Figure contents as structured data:
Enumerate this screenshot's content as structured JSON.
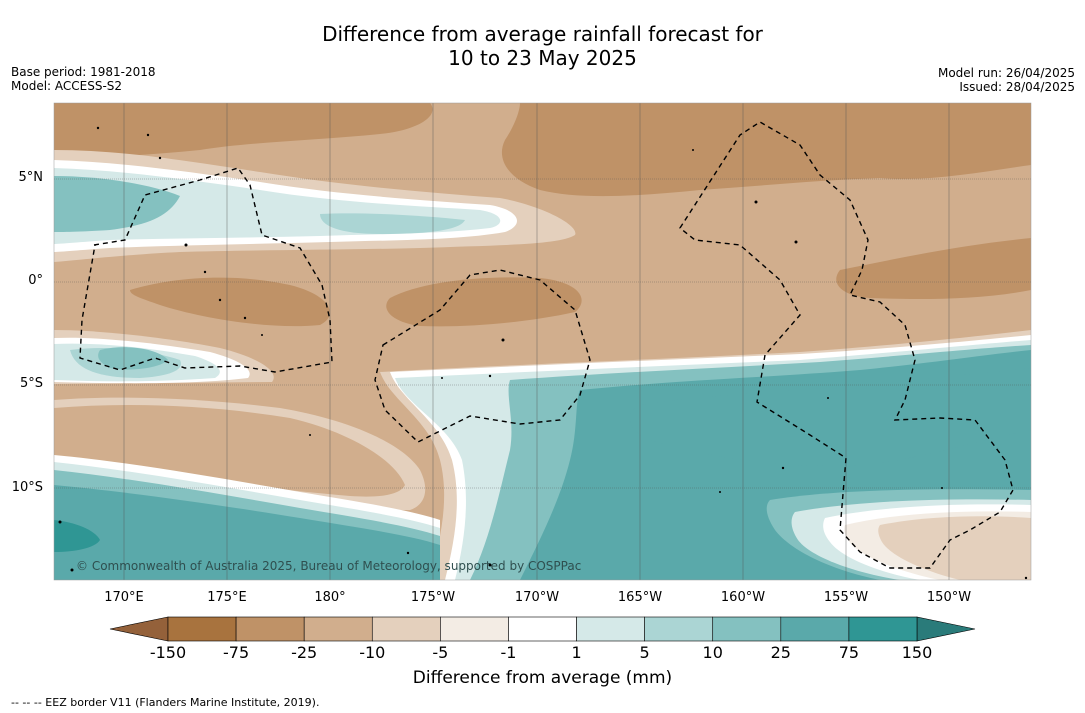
{
  "title_line1": "Difference from average rainfall forecast for",
  "title_line2": "10 to 23 May 2025",
  "meta_left": [
    "Base period: 1981-2018",
    "Model: ACCESS-S2"
  ],
  "meta_right": [
    "Model run: 26/04/2025",
    "Issued: 28/04/2025"
  ],
  "lat_labels": [
    "5°N",
    "0°",
    "5°S",
    "10°S"
  ],
  "lon_labels": [
    "170°E",
    "175°E",
    "180°",
    "175°W",
    "170°W",
    "165°W",
    "160°W",
    "155°W",
    "150°W"
  ],
  "copyright": "© Commonwealth of Australia 2025, Bureau of Meteorology, supported by COSPPac",
  "colorbar": {
    "ticks": [
      "-150",
      "-75",
      "-25",
      "-10",
      "-5",
      "-1",
      "1",
      "5",
      "10",
      "25",
      "75",
      "150"
    ],
    "colors": [
      "#a8733e",
      "#bf9267",
      "#d1ae8d",
      "#e4d0bd",
      "#f3ece4",
      "#ffffff",
      "#d5e9e8",
      "#abd5d4",
      "#84c1c0",
      "#5aa9aa",
      "#2f9694"
    ],
    "under_color": "#94613a",
    "over_color": "#2a7b7a",
    "title": "Difference from average (mm)"
  },
  "eez_legend": "--  --  -- EEZ border V11 (Flanders Marine Institute, 2019)."
}
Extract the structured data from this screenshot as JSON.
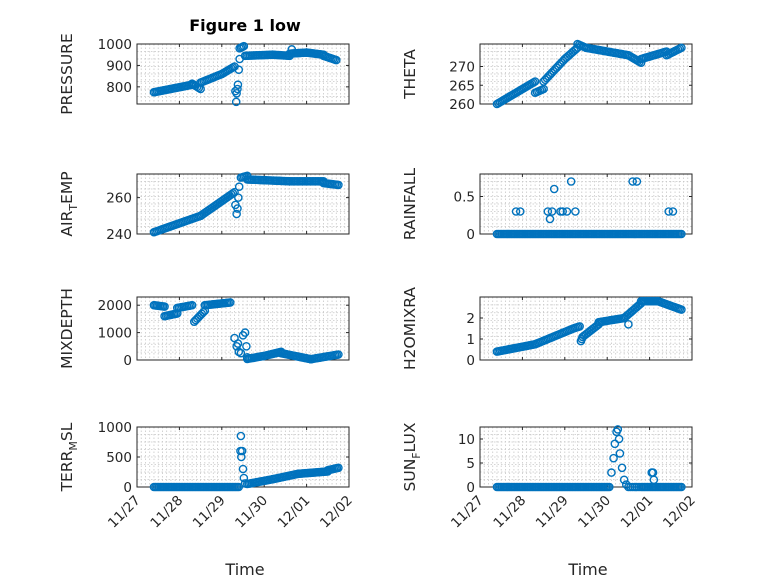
{
  "figure": {
    "title": "Figure 1 low",
    "xlabel": "Time"
  },
  "colors": {
    "series": "#0072BD",
    "axis": "#262626",
    "grid": "#c8c8c8"
  },
  "chart_data": [
    {
      "type": "scatter",
      "ylabel": "PRESSURE",
      "title": "Figure 1 low",
      "xlim": [
        0,
        5
      ],
      "ylim": [
        720,
        1000
      ],
      "yticks": [
        800,
        900,
        1000
      ],
      "xticks": [
        "11/27",
        "11/28",
        "11/29",
        "11/30",
        "12/01",
        "12/02"
      ],
      "grid": true,
      "segments": [
        {
          "x0": 0.4,
          "x1": 1.3,
          "y0": 775,
          "y1": 810
        },
        {
          "x0": 1.3,
          "x1": 1.5,
          "y0": 815,
          "y1": 790
        },
        {
          "x0": 1.5,
          "x1": 2.0,
          "y0": 820,
          "y1": 860
        },
        {
          "x0": 2.0,
          "x1": 2.3,
          "y0": 860,
          "y1": 895
        },
        {
          "x0": 2.42,
          "x1": 2.52,
          "y0": 980,
          "y1": 990
        },
        {
          "x0": 2.55,
          "x1": 3.2,
          "y0": 945,
          "y1": 950
        },
        {
          "x0": 3.2,
          "x1": 3.6,
          "y0": 950,
          "y1": 945
        },
        {
          "x0": 3.6,
          "x1": 4.0,
          "y0": 955,
          "y1": 960
        },
        {
          "x0": 4.0,
          "x1": 4.4,
          "y0": 960,
          "y1": 950
        },
        {
          "x0": 4.4,
          "x1": 4.7,
          "y0": 945,
          "y1": 925
        }
      ],
      "points": [
        [
          2.32,
          780
        ],
        [
          2.35,
          770
        ],
        [
          2.34,
          730
        ],
        [
          2.37,
          790
        ],
        [
          2.38,
          810
        ],
        [
          2.4,
          880
        ],
        [
          2.42,
          930
        ],
        [
          3.65,
          975
        ]
      ]
    },
    {
      "type": "scatter",
      "ylabel": "THETA",
      "xlim": [
        0,
        5
      ],
      "ylim": [
        260,
        276
      ],
      "yticks": [
        260,
        265,
        270
      ],
      "xticks": [
        "11/27",
        "11/28",
        "11/29",
        "11/30",
        "12/01",
        "12/02"
      ],
      "grid": true,
      "segments": [
        {
          "x0": 0.4,
          "x1": 1.3,
          "y0": 260,
          "y1": 266
        },
        {
          "x0": 1.3,
          "x1": 1.5,
          "y0": 263,
          "y1": 264
        },
        {
          "x0": 1.5,
          "x1": 2.0,
          "y0": 266,
          "y1": 272
        },
        {
          "x0": 2.0,
          "x1": 2.3,
          "y0": 272,
          "y1": 275
        },
        {
          "x0": 2.3,
          "x1": 2.5,
          "y0": 276,
          "y1": 275
        },
        {
          "x0": 2.5,
          "x1": 3.5,
          "y0": 275,
          "y1": 273
        },
        {
          "x0": 3.5,
          "x1": 3.8,
          "y0": 273,
          "y1": 271
        },
        {
          "x0": 3.8,
          "x1": 4.4,
          "y0": 272,
          "y1": 274
        },
        {
          "x0": 4.4,
          "x1": 4.75,
          "y0": 273,
          "y1": 275
        }
      ],
      "points": []
    },
    {
      "type": "scatter",
      "ylabel": "AIR_TEMP",
      "xlim": [
        0,
        5
      ],
      "ylim": [
        240,
        273
      ],
      "yticks": [
        240,
        260
      ],
      "xticks": [
        "11/27",
        "11/28",
        "11/29",
        "11/30",
        "12/01",
        "12/02"
      ],
      "grid": true,
      "segments": [
        {
          "x0": 0.4,
          "x1": 1.5,
          "y0": 241,
          "y1": 250
        },
        {
          "x0": 1.5,
          "x1": 2.3,
          "y0": 250,
          "y1": 263
        },
        {
          "x0": 2.45,
          "x1": 2.6,
          "y0": 271,
          "y1": 272
        },
        {
          "x0": 2.6,
          "x1": 3.6,
          "y0": 270,
          "y1": 269
        },
        {
          "x0": 3.6,
          "x1": 4.4,
          "y0": 269,
          "y1": 269
        },
        {
          "x0": 4.4,
          "x1": 4.75,
          "y0": 268,
          "y1": 267
        }
      ],
      "points": [
        [
          2.32,
          256
        ],
        [
          2.35,
          251
        ],
        [
          2.37,
          254
        ],
        [
          2.39,
          260
        ],
        [
          2.41,
          266
        ]
      ]
    },
    {
      "type": "scatter",
      "ylabel": "RAINFALL",
      "xlim": [
        0,
        5
      ],
      "ylim": [
        0,
        0.8
      ],
      "yticks": [
        0,
        0.5
      ],
      "xticks": [
        "11/27",
        "11/28",
        "11/29",
        "11/30",
        "12/01",
        "12/02"
      ],
      "grid": true,
      "segments": [
        {
          "x0": 0.4,
          "x1": 4.75,
          "y0": 0,
          "y1": 0
        }
      ],
      "points": [
        [
          0.85,
          0.3
        ],
        [
          0.95,
          0.3
        ],
        [
          1.6,
          0.3
        ],
        [
          1.65,
          0.2
        ],
        [
          1.7,
          0.3
        ],
        [
          1.75,
          0.6
        ],
        [
          1.9,
          0.3
        ],
        [
          1.95,
          0.3
        ],
        [
          2.05,
          0.3
        ],
        [
          2.15,
          0.7
        ],
        [
          2.25,
          0.3
        ],
        [
          3.6,
          0.7
        ],
        [
          3.7,
          0.7
        ],
        [
          4.45,
          0.3
        ],
        [
          4.55,
          0.3
        ]
      ]
    },
    {
      "type": "scatter",
      "ylabel": "MIXDEPTH",
      "xlim": [
        0,
        5
      ],
      "ylim": [
        0,
        2300
      ],
      "yticks": [
        0,
        1000,
        2000
      ],
      "xticks": [
        "11/27",
        "11/28",
        "11/29",
        "11/30",
        "12/01",
        "12/02"
      ],
      "grid": true,
      "segments": [
        {
          "x0": 0.4,
          "x1": 0.65,
          "y0": 2000,
          "y1": 1950
        },
        {
          "x0": 0.65,
          "x1": 0.95,
          "y0": 1600,
          "y1": 1700
        },
        {
          "x0": 0.95,
          "x1": 1.3,
          "y0": 1900,
          "y1": 2000
        },
        {
          "x0": 1.35,
          "x1": 1.6,
          "y0": 1400,
          "y1": 1800
        },
        {
          "x0": 1.6,
          "x1": 2.2,
          "y0": 2000,
          "y1": 2100
        },
        {
          "x0": 2.6,
          "x1": 3.0,
          "y0": 40,
          "y1": 150
        },
        {
          "x0": 3.0,
          "x1": 3.4,
          "y0": 150,
          "y1": 300
        },
        {
          "x0": 3.4,
          "x1": 4.1,
          "y0": 250,
          "y1": 30
        },
        {
          "x0": 4.1,
          "x1": 4.75,
          "y0": 30,
          "y1": 200
        }
      ],
      "points": [
        [
          2.3,
          800
        ],
        [
          2.35,
          500
        ],
        [
          2.38,
          600
        ],
        [
          2.4,
          300
        ],
        [
          2.45,
          250
        ],
        [
          2.5,
          900
        ],
        [
          2.55,
          1000
        ],
        [
          2.58,
          500
        ],
        [
          2.6,
          100
        ]
      ]
    },
    {
      "type": "scatter",
      "ylabel": "H2OMIXRA",
      "xlim": [
        0,
        5
      ],
      "ylim": [
        0,
        3
      ],
      "yticks": [
        0,
        1,
        2
      ],
      "xticks": [
        "11/27",
        "11/28",
        "11/29",
        "11/30",
        "12/01",
        "12/02"
      ],
      "grid": true,
      "segments": [
        {
          "x0": 0.4,
          "x1": 1.3,
          "y0": 0.4,
          "y1": 0.75
        },
        {
          "x0": 1.3,
          "x1": 2.2,
          "y0": 0.75,
          "y1": 1.5
        },
        {
          "x0": 2.2,
          "x1": 2.35,
          "y0": 1.5,
          "y1": 1.6
        },
        {
          "x0": 2.42,
          "x1": 2.8,
          "y0": 1.1,
          "y1": 1.7
        },
        {
          "x0": 2.8,
          "x1": 3.4,
          "y0": 1.8,
          "y1": 2.0
        },
        {
          "x0": 3.4,
          "x1": 3.8,
          "y0": 2.0,
          "y1": 2.7
        },
        {
          "x0": 3.8,
          "x1": 4.2,
          "y0": 2.8,
          "y1": 2.8
        },
        {
          "x0": 4.2,
          "x1": 4.75,
          "y0": 2.8,
          "y1": 2.4
        }
      ],
      "points": [
        [
          2.38,
          0.9
        ],
        [
          2.4,
          1.0
        ],
        [
          3.5,
          1.7
        ]
      ]
    },
    {
      "type": "scatter",
      "ylabel": "TERR_MSL",
      "xlim": [
        0,
        5
      ],
      "ylim": [
        0,
        1000
      ],
      "yticks": [
        0,
        500,
        1000
      ],
      "xticks": [
        "11/27",
        "11/28",
        "11/29",
        "11/30",
        "12/01",
        "12/02"
      ],
      "grid": true,
      "segments": [
        {
          "x0": 0.4,
          "x1": 2.4,
          "y0": 0,
          "y1": 0
        },
        {
          "x0": 2.6,
          "x1": 3.2,
          "y0": 50,
          "y1": 130
        },
        {
          "x0": 3.2,
          "x1": 3.8,
          "y0": 130,
          "y1": 220
        },
        {
          "x0": 3.8,
          "x1": 4.5,
          "y0": 220,
          "y1": 260
        },
        {
          "x0": 4.5,
          "x1": 4.75,
          "y0": 280,
          "y1": 320
        }
      ],
      "points": [
        [
          2.45,
          850
        ],
        [
          2.44,
          600
        ],
        [
          2.46,
          500
        ],
        [
          2.48,
          600
        ],
        [
          2.5,
          300
        ],
        [
          2.52,
          150
        ],
        [
          2.55,
          60
        ]
      ]
    },
    {
      "type": "scatter",
      "ylabel": "SUN_FLUX",
      "xlim": [
        0,
        5
      ],
      "ylim": [
        0,
        12.5
      ],
      "yticks": [
        0,
        5,
        10
      ],
      "xticks": [
        "11/27",
        "11/28",
        "11/29",
        "11/30",
        "12/01",
        "12/02"
      ],
      "grid": true,
      "segments": [
        {
          "x0": 0.4,
          "x1": 3.05,
          "y0": 0,
          "y1": 0
        },
        {
          "x0": 3.8,
          "x1": 4.75,
          "y0": 0,
          "y1": 0
        }
      ],
      "points": [
        [
          3.1,
          3
        ],
        [
          3.15,
          6
        ],
        [
          3.18,
          9
        ],
        [
          3.22,
          11.5
        ],
        [
          3.25,
          12
        ],
        [
          3.28,
          10
        ],
        [
          3.3,
          7
        ],
        [
          3.35,
          4
        ],
        [
          3.4,
          1.5
        ],
        [
          3.45,
          0.5
        ],
        [
          3.5,
          0
        ],
        [
          3.55,
          0
        ],
        [
          3.6,
          0
        ],
        [
          3.65,
          0
        ],
        [
          3.7,
          0
        ],
        [
          3.75,
          0
        ],
        [
          4.05,
          3
        ],
        [
          4.08,
          3
        ],
        [
          4.1,
          1.5
        ]
      ]
    }
  ]
}
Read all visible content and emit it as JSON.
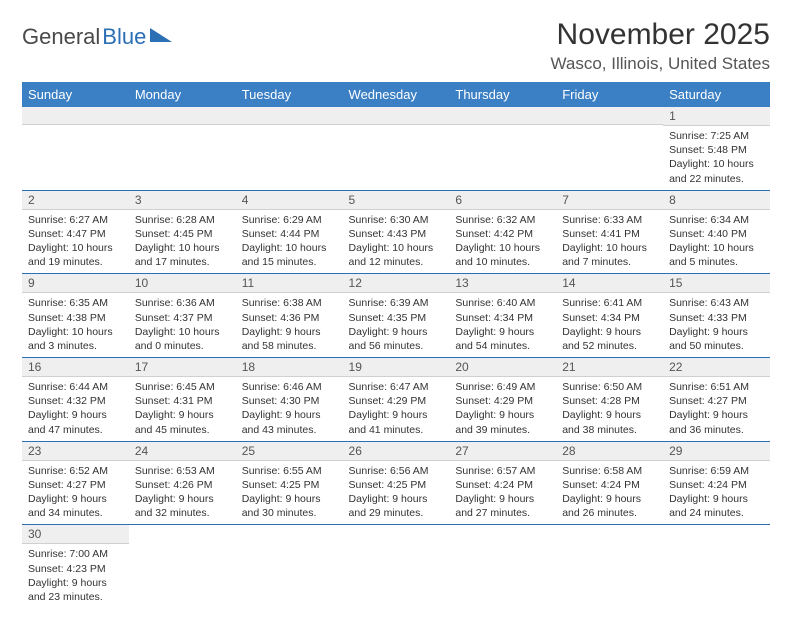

> [Task description] Search the data for "JSON" and list every line in which it occurs.

> [Correct output]
Enumerate this screenshot's content as structured JSON.
Extract the structured data from this screenshot as JSON.
Read all visible content and emit it as JSON.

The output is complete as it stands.